Copy out lines with the word "text" from the material that follows.

-- start of Task input --

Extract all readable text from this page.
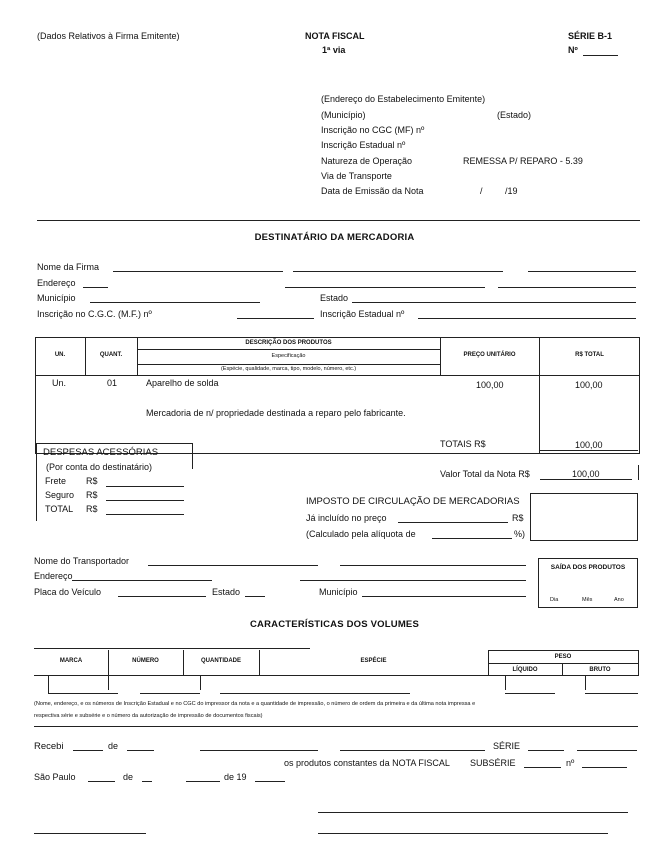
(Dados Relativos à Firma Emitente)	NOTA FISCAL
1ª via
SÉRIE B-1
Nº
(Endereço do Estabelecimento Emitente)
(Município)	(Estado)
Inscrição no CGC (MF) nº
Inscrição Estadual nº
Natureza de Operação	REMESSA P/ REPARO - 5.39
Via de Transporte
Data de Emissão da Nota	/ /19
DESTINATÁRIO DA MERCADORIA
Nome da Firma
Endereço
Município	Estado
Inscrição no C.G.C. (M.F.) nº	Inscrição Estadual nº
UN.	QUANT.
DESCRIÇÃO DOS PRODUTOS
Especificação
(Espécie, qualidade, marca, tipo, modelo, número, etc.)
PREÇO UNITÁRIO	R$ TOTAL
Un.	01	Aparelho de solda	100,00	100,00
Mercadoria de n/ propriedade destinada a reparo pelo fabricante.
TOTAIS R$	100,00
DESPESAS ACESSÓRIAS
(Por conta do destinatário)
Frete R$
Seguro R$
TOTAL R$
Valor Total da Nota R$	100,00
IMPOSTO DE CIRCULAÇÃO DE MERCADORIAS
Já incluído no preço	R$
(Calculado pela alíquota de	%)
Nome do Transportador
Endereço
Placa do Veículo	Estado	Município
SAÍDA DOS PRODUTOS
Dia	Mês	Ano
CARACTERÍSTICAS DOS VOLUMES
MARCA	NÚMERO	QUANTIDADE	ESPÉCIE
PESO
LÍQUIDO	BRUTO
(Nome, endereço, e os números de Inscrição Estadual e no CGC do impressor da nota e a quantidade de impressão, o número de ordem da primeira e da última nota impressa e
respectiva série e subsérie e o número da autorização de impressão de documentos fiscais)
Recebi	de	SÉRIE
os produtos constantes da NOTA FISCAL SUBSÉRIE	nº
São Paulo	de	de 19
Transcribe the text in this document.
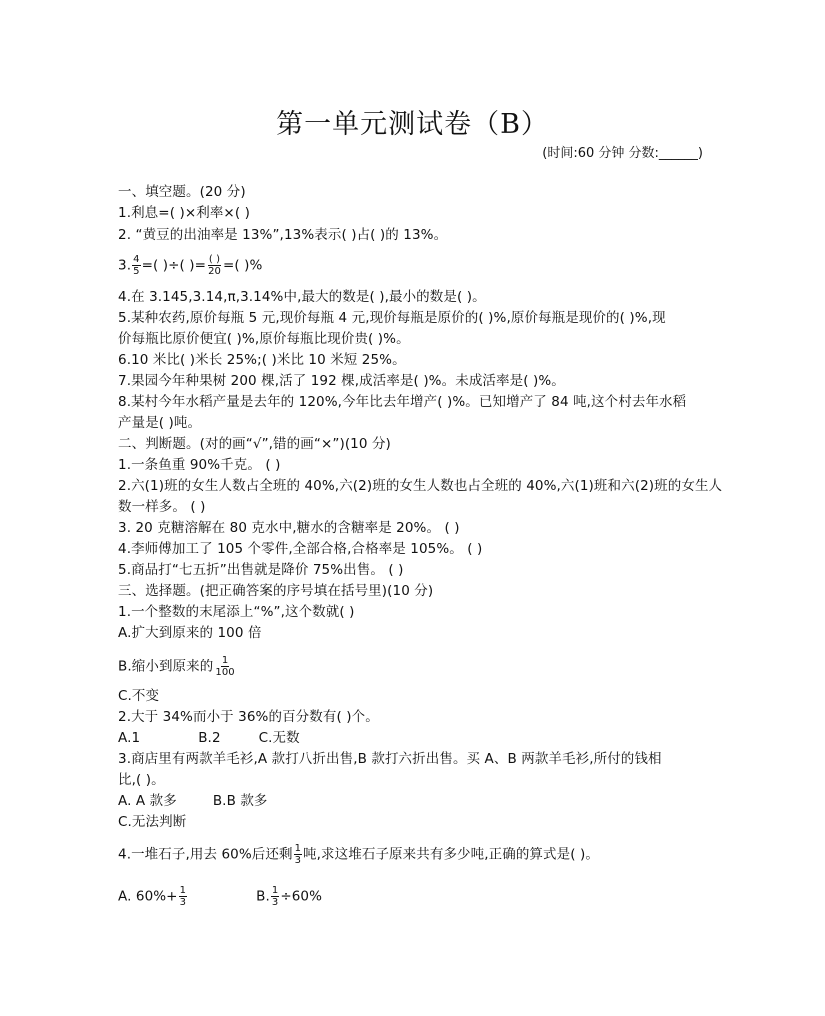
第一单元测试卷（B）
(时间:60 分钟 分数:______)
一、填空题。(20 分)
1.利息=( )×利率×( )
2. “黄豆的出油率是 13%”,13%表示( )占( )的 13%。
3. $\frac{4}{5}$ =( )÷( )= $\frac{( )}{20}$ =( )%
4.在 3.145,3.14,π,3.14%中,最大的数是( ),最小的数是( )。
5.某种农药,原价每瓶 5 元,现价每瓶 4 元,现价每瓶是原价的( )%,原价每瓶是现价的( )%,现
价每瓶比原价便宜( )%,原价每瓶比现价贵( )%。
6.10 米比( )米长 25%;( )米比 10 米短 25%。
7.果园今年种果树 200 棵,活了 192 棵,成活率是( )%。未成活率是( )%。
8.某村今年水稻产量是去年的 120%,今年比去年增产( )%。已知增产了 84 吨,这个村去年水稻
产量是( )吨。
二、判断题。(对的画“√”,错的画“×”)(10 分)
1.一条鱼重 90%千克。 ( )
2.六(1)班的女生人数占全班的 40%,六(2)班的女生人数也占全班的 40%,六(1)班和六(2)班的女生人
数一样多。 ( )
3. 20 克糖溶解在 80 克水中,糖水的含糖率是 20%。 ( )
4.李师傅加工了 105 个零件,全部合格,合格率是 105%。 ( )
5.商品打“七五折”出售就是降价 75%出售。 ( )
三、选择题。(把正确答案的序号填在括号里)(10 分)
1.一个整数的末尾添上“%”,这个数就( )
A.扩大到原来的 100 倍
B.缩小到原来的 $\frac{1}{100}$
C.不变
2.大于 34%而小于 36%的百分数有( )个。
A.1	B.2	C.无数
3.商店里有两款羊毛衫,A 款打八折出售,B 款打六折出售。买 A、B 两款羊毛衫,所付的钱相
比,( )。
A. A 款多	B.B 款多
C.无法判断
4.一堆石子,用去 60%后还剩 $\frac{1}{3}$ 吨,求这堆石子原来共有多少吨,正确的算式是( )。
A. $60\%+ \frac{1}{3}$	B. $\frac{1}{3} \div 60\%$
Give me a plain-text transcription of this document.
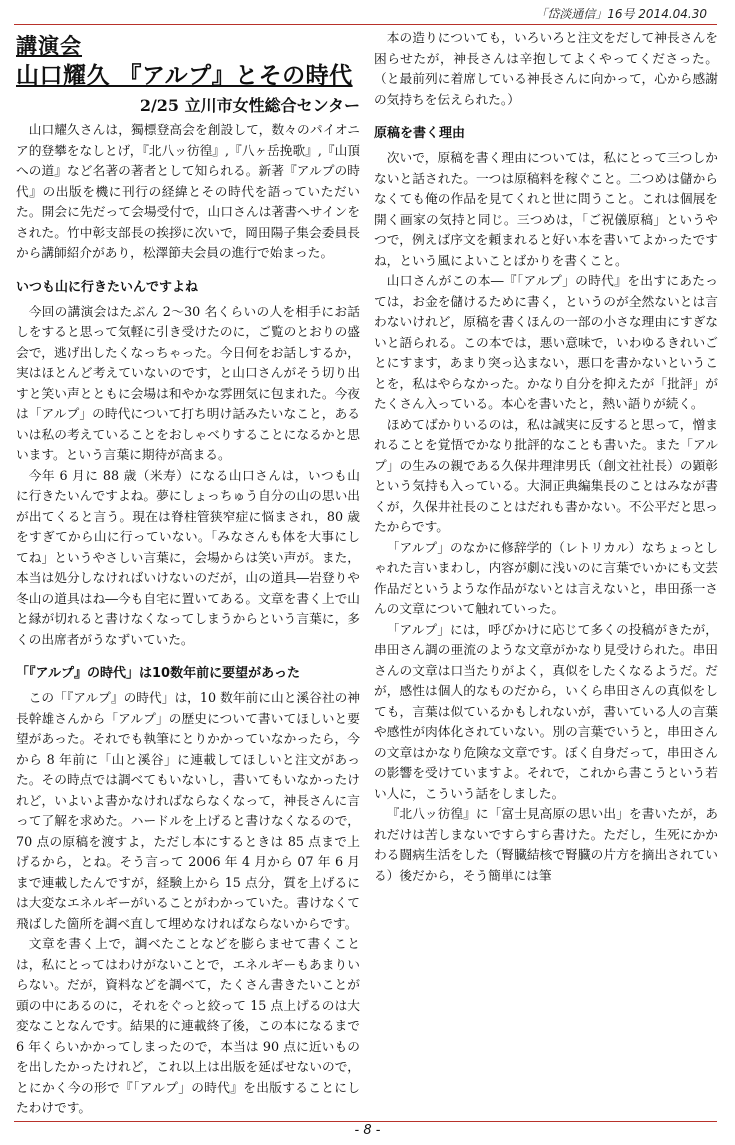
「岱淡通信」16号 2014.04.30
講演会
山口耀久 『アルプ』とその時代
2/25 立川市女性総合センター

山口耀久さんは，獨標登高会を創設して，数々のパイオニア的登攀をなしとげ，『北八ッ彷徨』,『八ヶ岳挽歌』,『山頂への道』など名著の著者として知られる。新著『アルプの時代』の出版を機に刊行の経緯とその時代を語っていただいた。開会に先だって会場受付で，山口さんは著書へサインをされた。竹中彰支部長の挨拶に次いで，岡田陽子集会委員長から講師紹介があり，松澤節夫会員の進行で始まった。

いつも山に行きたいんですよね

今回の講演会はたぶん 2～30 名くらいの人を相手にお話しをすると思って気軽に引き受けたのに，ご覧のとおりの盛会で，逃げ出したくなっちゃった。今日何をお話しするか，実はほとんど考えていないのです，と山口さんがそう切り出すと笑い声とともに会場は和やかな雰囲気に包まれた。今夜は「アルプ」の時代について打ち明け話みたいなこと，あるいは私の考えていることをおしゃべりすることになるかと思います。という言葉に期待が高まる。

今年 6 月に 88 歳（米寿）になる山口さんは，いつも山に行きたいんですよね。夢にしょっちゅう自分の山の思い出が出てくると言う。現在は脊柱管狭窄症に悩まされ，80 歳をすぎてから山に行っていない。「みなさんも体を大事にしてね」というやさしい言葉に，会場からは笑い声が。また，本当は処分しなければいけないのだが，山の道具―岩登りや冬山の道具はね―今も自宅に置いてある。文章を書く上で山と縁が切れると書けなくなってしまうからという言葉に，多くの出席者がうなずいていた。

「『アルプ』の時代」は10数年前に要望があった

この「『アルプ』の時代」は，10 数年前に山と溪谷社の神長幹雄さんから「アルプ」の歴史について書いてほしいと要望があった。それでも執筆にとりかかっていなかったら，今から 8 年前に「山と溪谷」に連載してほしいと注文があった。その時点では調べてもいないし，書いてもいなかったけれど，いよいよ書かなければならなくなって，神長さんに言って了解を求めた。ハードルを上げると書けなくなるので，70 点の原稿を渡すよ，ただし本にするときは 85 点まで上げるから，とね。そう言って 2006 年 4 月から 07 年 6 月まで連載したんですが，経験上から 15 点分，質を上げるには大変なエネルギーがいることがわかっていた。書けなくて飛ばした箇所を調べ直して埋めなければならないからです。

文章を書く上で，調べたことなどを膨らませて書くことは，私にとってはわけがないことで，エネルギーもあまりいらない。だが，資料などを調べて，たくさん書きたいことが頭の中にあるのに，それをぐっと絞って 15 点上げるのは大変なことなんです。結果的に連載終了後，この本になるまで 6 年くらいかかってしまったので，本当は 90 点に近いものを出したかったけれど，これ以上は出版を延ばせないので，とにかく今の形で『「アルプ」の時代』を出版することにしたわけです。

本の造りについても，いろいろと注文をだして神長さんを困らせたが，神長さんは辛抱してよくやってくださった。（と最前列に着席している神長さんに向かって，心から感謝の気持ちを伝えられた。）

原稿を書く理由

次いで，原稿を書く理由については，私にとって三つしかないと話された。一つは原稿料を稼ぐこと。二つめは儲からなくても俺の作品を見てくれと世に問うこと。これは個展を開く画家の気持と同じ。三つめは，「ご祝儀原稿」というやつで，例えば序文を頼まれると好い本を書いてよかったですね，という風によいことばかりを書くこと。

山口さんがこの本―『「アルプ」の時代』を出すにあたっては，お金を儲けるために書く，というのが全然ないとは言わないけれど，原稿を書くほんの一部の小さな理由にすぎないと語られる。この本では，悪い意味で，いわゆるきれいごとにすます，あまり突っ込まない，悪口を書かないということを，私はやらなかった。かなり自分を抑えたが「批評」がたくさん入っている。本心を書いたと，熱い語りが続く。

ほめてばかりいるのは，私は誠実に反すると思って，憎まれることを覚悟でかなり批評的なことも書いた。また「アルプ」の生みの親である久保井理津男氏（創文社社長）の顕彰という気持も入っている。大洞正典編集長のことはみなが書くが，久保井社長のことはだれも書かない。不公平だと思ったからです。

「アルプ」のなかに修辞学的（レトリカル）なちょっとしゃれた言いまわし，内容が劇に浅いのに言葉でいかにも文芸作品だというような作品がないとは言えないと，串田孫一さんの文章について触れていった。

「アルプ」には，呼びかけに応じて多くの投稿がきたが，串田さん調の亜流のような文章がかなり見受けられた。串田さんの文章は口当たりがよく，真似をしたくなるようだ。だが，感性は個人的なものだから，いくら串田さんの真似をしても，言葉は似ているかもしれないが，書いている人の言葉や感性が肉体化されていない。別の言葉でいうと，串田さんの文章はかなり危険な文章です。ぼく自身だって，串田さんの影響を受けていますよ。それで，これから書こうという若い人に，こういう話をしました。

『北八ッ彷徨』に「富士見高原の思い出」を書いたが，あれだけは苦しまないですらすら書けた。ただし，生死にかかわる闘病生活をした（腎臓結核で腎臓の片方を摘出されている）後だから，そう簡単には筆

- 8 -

-- end of Task input --

### Completed task
Extract all readable text from this page.
Transcribe the text in this document.
Give me a plain-text transcription of this document.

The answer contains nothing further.